- _Objective_
All of the material below is to be returned exactly.

[Dataset rows]
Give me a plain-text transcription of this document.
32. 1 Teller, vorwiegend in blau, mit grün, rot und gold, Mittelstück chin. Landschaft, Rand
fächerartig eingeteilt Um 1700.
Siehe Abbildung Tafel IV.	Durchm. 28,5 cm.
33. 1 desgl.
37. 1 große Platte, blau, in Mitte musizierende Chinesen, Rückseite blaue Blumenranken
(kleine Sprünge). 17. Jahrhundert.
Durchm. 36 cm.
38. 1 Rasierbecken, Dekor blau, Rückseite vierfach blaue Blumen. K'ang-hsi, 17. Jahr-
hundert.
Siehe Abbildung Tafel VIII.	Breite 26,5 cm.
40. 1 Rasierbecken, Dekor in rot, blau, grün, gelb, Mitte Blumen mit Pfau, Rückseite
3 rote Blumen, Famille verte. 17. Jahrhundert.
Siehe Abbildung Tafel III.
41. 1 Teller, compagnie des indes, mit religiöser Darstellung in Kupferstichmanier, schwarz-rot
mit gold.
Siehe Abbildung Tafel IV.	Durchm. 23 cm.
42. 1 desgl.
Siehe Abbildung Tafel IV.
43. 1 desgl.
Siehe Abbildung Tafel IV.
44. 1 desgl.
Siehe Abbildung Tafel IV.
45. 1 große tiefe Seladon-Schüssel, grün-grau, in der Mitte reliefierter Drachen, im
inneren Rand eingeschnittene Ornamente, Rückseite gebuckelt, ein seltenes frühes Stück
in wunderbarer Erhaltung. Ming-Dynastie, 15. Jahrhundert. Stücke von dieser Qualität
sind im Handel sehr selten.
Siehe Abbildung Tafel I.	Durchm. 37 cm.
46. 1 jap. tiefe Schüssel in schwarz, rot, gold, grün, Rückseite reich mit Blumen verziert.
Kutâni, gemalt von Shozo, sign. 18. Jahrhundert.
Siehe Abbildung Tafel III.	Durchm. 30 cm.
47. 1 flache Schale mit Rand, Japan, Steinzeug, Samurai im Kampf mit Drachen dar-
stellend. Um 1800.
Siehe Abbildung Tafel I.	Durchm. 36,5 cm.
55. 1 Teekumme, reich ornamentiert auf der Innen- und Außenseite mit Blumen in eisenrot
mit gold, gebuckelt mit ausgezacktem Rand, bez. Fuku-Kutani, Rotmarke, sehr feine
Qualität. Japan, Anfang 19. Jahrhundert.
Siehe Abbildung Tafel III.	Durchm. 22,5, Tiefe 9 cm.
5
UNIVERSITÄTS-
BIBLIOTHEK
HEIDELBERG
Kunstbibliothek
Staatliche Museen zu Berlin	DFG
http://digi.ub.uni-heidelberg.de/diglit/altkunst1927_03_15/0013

- _Solution below_
Give me a plain-text transcription of this document.
32. 1 Teller, vorwiegend in blau, mit grün, rot und gold, Mittelstück chin. Landschaft, Rand
fächerartig eingeteilt Um 1700.
Siehe Abbildung Tafel IV.	Durchm. 28,5 cm.
33. 1 desgl.
37. 1 große Platte, blau, in Mitte musizierende Chinesen, Rückseite blaue Blumenranken
(kleine Sprünge). 17. Jahrhundert.
Durchm. 36 cm.
38. 1 Rasierbecken, Dekor blau, Rückseite vierfach blaue Blumen. K'ang-hsi, 17. Jahr-
hundert.
Siehe Abbildung Tafel VIII.	Breite 26,5 cm.
40. 1 Rasierbecken, Dekor in rot, blau, grün, gelb, Mitte Blumen mit Pfau, Rückseite
3 rote Blumen, Famille verte. 17. Jahrhundert.
Siehe Abbildung Tafel III.
41. 1 Teller, compagnie des indes, mit religiöser Darstellung in Kupferstichmanier, schwarz-rot
mit gold.
Siehe Abbildung Tafel IV.	Durchm. 23 cm.
42. 1 desgl.
Siehe Abbildung Tafel IV.
43. 1 desgl.
Siehe Abbildung Tafel IV.
44. 1 desgl.
Siehe Abbildung Tafel IV.
45. 1 große tiefe Seladon-Schüssel, grün-grau, in der Mitte reliefierter Drachen, im
inneren Rand eingeschnittene Ornamente, Rückseite gebuckelt, ein seltenes frühes Stück
in wunderbarer Erhaltung. Ming-Dynastie, 15. Jahrhundert. Stücke von dieser Qualität
sind im Handel sehr selten.
Siehe Abbildung Tafel I.	Durchm. 37 cm.
46. 1 jap. tiefe Schüssel in schwarz, rot, gold, grün, Rückseite reich mit Blumen verziert.
Kutâni, gemalt von Shozo, sign. 18. Jahrhundert.
Siehe Abbildung Tafel III.	Durchm. 30 cm.
47. 1 flache Schale mit Rand, Japan, Steinzeug, Samurai im Kampf mit Drachen dar-
stellend. Um 1800.
Siehe Abbildung Tafel I.	Durchm. 36,5 cm.
55. 1 Teekumme, reich ornamentiert auf der Innen- und Außenseite mit Blumen in eisenrot
mit gold, gebuckelt mit ausgezacktem Rand, bez. Fuku-Kutani, Rotmarke, sehr feine
Qualität. Japan, Anfang 19. Jahrhundert.
Siehe Abbildung Tafel III.	Durchm. 22,5, Tiefe 9 cm.
5
UNIVERSITÄTS-
BIBLIOTHEK
HEIDELBERG
Kunstbibliothek
Staatliche Museen zu Berlin	DFG
http://digi.ub.uni-heidelberg.de/diglit/altkunst1927_03_15/0013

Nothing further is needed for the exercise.